> Written request:
Exactly reproduce each record listed below.
==*==
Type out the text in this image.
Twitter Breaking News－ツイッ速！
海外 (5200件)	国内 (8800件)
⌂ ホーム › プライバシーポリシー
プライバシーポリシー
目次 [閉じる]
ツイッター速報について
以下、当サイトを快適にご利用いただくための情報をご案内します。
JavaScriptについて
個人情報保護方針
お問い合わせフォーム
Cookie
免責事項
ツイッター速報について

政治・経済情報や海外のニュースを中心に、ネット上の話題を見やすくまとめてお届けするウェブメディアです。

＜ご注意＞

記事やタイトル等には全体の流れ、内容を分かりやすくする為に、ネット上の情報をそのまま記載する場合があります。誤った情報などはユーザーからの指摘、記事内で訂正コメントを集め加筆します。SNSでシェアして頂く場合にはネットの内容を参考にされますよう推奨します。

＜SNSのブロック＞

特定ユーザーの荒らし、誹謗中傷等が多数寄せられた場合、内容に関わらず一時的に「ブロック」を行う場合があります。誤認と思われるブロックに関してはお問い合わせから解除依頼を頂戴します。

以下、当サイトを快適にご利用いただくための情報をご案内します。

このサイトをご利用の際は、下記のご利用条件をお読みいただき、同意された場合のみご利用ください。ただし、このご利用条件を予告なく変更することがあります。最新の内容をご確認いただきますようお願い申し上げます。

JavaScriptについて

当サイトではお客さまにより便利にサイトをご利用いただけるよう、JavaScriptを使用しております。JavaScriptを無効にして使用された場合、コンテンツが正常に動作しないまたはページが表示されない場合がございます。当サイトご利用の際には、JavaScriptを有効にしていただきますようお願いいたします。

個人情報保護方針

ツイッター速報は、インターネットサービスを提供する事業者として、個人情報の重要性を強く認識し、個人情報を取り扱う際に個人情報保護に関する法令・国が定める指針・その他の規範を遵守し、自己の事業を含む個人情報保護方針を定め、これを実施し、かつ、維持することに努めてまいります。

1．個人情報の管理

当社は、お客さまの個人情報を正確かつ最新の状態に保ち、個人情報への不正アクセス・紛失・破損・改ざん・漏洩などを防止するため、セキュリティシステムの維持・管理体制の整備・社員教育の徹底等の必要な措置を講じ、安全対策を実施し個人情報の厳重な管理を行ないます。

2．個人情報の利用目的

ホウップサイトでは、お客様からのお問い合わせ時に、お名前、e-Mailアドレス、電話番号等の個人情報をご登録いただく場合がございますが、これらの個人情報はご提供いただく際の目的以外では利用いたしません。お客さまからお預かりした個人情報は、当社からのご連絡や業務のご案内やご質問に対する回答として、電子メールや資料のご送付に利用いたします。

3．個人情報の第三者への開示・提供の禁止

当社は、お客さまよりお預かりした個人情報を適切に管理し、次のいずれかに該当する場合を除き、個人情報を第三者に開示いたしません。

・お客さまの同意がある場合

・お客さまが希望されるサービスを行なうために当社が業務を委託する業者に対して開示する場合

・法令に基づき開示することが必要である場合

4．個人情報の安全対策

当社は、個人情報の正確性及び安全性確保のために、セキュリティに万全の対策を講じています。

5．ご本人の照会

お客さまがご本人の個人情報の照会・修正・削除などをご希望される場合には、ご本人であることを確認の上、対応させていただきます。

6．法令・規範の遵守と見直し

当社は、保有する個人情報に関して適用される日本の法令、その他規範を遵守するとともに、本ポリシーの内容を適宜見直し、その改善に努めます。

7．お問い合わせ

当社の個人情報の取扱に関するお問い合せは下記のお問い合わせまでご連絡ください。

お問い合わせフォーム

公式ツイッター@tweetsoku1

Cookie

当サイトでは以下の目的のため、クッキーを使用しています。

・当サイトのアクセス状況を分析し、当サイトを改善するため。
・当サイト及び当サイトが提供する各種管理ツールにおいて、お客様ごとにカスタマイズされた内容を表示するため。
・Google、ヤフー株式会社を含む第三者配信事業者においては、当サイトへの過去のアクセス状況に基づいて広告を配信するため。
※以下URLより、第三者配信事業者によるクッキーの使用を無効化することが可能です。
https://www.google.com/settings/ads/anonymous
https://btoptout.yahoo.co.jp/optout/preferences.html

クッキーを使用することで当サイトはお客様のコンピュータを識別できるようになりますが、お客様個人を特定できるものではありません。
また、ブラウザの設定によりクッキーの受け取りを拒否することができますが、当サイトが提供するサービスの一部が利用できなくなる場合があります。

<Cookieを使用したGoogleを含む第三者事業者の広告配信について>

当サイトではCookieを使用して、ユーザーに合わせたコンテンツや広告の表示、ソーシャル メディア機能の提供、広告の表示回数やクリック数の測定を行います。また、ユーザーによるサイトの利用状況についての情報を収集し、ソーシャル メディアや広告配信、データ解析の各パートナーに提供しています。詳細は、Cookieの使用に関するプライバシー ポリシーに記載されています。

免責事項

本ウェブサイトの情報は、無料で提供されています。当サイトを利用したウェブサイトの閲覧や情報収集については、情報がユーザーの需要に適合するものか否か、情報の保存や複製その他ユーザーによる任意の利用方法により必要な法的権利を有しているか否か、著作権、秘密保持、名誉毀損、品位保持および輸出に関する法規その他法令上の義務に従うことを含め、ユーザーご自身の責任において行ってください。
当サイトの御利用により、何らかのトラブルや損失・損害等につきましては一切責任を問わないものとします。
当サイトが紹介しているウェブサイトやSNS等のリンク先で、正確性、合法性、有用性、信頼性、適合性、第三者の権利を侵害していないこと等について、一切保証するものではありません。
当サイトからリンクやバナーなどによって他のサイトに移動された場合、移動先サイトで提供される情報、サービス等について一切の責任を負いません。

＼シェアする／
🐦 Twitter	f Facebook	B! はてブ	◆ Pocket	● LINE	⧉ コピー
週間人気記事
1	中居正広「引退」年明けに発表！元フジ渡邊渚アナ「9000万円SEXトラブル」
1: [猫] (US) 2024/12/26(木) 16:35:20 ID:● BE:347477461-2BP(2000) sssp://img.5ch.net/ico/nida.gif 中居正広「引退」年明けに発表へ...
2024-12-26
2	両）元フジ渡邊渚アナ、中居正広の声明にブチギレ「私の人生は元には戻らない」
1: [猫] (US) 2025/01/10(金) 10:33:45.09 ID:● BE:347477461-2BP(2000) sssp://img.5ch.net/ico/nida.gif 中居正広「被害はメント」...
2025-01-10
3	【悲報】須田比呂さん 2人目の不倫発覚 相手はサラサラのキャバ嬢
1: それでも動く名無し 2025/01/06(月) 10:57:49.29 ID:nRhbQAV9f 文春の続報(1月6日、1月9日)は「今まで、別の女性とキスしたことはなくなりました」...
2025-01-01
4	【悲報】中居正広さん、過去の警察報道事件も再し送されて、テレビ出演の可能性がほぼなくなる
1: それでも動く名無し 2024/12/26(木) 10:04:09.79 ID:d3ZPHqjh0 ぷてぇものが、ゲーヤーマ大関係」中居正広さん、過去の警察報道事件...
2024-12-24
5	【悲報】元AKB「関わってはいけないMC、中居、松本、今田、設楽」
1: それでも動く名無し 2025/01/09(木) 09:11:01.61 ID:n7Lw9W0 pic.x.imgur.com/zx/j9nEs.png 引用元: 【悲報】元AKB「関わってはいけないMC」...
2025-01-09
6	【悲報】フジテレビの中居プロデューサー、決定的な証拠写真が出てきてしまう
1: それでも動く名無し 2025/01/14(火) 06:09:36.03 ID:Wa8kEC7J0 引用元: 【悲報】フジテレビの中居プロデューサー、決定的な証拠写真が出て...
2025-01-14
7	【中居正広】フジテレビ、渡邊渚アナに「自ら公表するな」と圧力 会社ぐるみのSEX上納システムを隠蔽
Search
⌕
==*==
> Answer to the task:
Type out the text in this image.
Twitter Breaking News－ツイッ速！
海外 (5200件)	国内 (8800件)
⌂ ホーム › プライバシーポリシー
プライバシーポリシー
目次 [閉じる]
ツイッター速報について
以下、当サイトを快適にご利用いただくための情報をご案内します。
JavaScriptについて
個人情報保護方針
お問い合わせフォーム
Cookie
免責事項
ツイッター速報について

政治・経済情報や海外のニュースを中心に、ネット上の話題を見やすくまとめてお届けするウェブメディアです。

＜ご注意＞

記事やタイトル等には全体の流れ、内容を分かりやすくする為に、ネット上の情報をそのまま記載する場合があります。誤った情報などはユーザーからの指摘、記事内で訂正コメントを集め加筆します。SNSでシェアして頂く場合にはネットの内容を参考にされますよう推奨します。

＜SNSのブロック＞

特定ユーザーの荒らし、誹謗中傷等が多数寄せられた場合、内容に関わらず一時的に「ブロック」を行う場合があります。誤認と思われるブロックに関してはお問い合わせから解除依頼を頂戴します。

以下、当サイトを快適にご利用いただくための情報をご案内します。

このサイトをご利用の際は、下記のご利用条件をお読みいただき、同意された場合のみご利用ください。ただし、このご利用条件を予告なく変更することがあります。最新の内容をご確認いただきますようお願い申し上げます。

JavaScriptについて

当サイトではお客さまにより便利にサイトをご利用いただけるよう、JavaScriptを使用しております。JavaScriptを無効にして使用された場合、コンテンツが正常に動作しないまたはページが表示されない場合がございます。当サイトご利用の際には、JavaScriptを有効にしていただきますようお願いいたします。

個人情報保護方針

ツイッター速報は、インターネットサービスを提供する事業者として、個人情報の重要性を強く認識し、個人情報を取り扱う際に個人情報保護に関する法令・国が定める指針・その他の規範を遵守し、自己の事業を含む個人情報保護方針を定め、これを実施し、かつ、維持することに努めてまいります。

1．個人情報の管理

当社は、お客さまの個人情報を正確かつ最新の状態に保ち、個人情報への不正アクセス・紛失・破損・改ざん・漏洩などを防止するため、セキュリティシステムの維持・管理体制の整備・社員教育の徹底等の必要な措置を講じ、安全対策を実施し個人情報の厳重な管理を行ないます。

2．個人情報の利用目的

ホウップサイトでは、お客様からのお問い合わせ時に、お名前、e-Mailアドレス、電話番号等の個人情報をご登録いただく場合がございますが、これらの個人情報はご提供いただく際の目的以外では利用いたしません。お客さまからお預かりした個人情報は、当社からのご連絡や業務のご案内やご質問に対する回答として、電子メールや資料のご送付に利用いたします。

3．個人情報の第三者への開示・提供の禁止

当社は、お客さまよりお預かりした個人情報を適切に管理し、次のいずれかに該当する場合を除き、個人情報を第三者に開示いたしません。

・お客さまの同意がある場合

・お客さまが希望されるサービスを行なうために当社が業務を委託する業者に対して開示する場合

・法令に基づき開示することが必要である場合

4．個人情報の安全対策

当社は、個人情報の正確性及び安全性確保のために、セキュリティに万全の対策を講じています。

5．ご本人の照会

お客さまがご本人の個人情報の照会・修正・削除などをご希望される場合には、ご本人であることを確認の上、対応させていただきます。

6．法令・規範の遵守と見直し

当社は、保有する個人情報に関して適用される日本の法令、その他規範を遵守するとともに、本ポリシーの内容を適宜見直し、その改善に努めます。

7．お問い合わせ

当社の個人情報の取扱に関するお問い合せは下記のお問い合わせまでご連絡ください。

お問い合わせフォーム

公式ツイッター@tweetsoku1

Cookie

当サイトでは以下の目的のため、クッキーを使用しています。

・当サイトのアクセス状況を分析し、当サイトを改善するため。
・当サイト及び当サイトが提供する各種管理ツールにおいて、お客様ごとにカスタマイズされた内容を表示するため。
・Google、ヤフー株式会社を含む第三者配信事業者においては、当サイトへの過去のアクセス状況に基づいて広告を配信するため。
※以下URLより、第三者配信事業者によるクッキーの使用を無効化することが可能です。
https://www.google.com/settings/ads/anonymous
https://btoptout.yahoo.co.jp/optout/preferences.html

クッキーを使用することで当サイトはお客様のコンピュータを識別できるようになりますが、お客様個人を特定できるものではありません。
また、ブラウザの設定によりクッキーの受け取りを拒否することができますが、当サイトが提供するサービスの一部が利用できなくなる場合があります。

<Cookieを使用したGoogleを含む第三者事業者の広告配信について>

当サイトではCookieを使用して、ユーザーに合わせたコンテンツや広告の表示、ソーシャル メディア機能の提供、広告の表示回数やクリック数の測定を行います。また、ユーザーによるサイトの利用状況についての情報を収集し、ソーシャル メディアや広告配信、データ解析の各パートナーに提供しています。詳細は、Cookieの使用に関するプライバシー ポリシーに記載されています。

免責事項

本ウェブサイトの情報は、無料で提供されています。当サイトを利用したウェブサイトの閲覧や情報収集については、情報がユーザーの需要に適合するものか否か、情報の保存や複製その他ユーザーによる任意の利用方法により必要な法的権利を有しているか否か、著作権、秘密保持、名誉毀損、品位保持および輸出に関する法規その他法令上の義務に従うことを含め、ユーザーご自身の責任において行ってください。
当サイトの御利用により、何らかのトラブルや損失・損害等につきましては一切責任を問わないものとします。
当サイトが紹介しているウェブサイトやSNS等のリンク先で、正確性、合法性、有用性、信頼性、適合性、第三者の権利を侵害していないこと等について、一切保証するものではありません。
当サイトからリンクやバナーなどによって他のサイトに移動された場合、移動先サイトで提供される情報、サービス等について一切の責任を負いません。

＼シェアする／
🐦 Twitter	f Facebook	B! はてブ	◆ Pocket	● LINE	⧉ コピー
週間人気記事
1	中居正広「引退」年明けに発表！元フジ渡邊渚アナ「9000万円SEXトラブル」
1: [猫] (US) 2024/12/26(木) 16:35:20 ID:● BE:347477461-2BP(2000) sssp://img.5ch.net/ico/nida.gif 中居正広「引退」年明けに発表へ...
2024-12-26
2	両）元フジ渡邊渚アナ、中居正広の声明にブチギレ「私の人生は元には戻らない」
1: [猫] (US) 2025/01/10(金) 10:33:45.09 ID:● BE:347477461-2BP(2000) sssp://img.5ch.net/ico/nida.gif 中居正広「被害はメント」...
2025-01-10
3	【悲報】須田比呂さん 2人目の不倫発覚 相手はサラサラのキャバ嬢
1: それでも動く名無し 2025/01/06(月) 10:57:49.29 ID:nRhbQAV9f 文春の続報(1月6日、1月9日)は「今まで、別の女性とキスしたことはなくなりました」...
2025-01-01
4	【悲報】中居正広さん、過去の警察報道事件も再し送されて、テレビ出演の可能性がほぼなくなる
1: それでも動く名無し 2024/12/26(木) 10:04:09.79 ID:d3ZPHqjh0 ぷてぇものが、ゲーヤーマ大関係」中居正広さん、過去の警察報道事件...
2024-12-24
5	【悲報】元AKB「関わってはいけないMC、中居、松本、今田、設楽」
1: それでも動く名無し 2025/01/09(木) 09:11:01.61 ID:n7Lw9W0 pic.x.imgur.com/zx/j9nEs.png 引用元: 【悲報】元AKB「関わってはいけないMC」...
2025-01-09
6	【悲報】フジテレビの中居プロデューサー、決定的な証拠写真が出てきてしまう
1: それでも動く名無し 2025/01/14(火) 06:09:36.03 ID:Wa8kEC7J0 引用元: 【悲報】フジテレビの中居プロデューサー、決定的な証拠写真が出て...
2025-01-14
7	【中居正広】フジテレビ、渡邊渚アナに「自ら公表するな」と圧力 会社ぐるみのSEX上納システムを隠蔽
Search
⌕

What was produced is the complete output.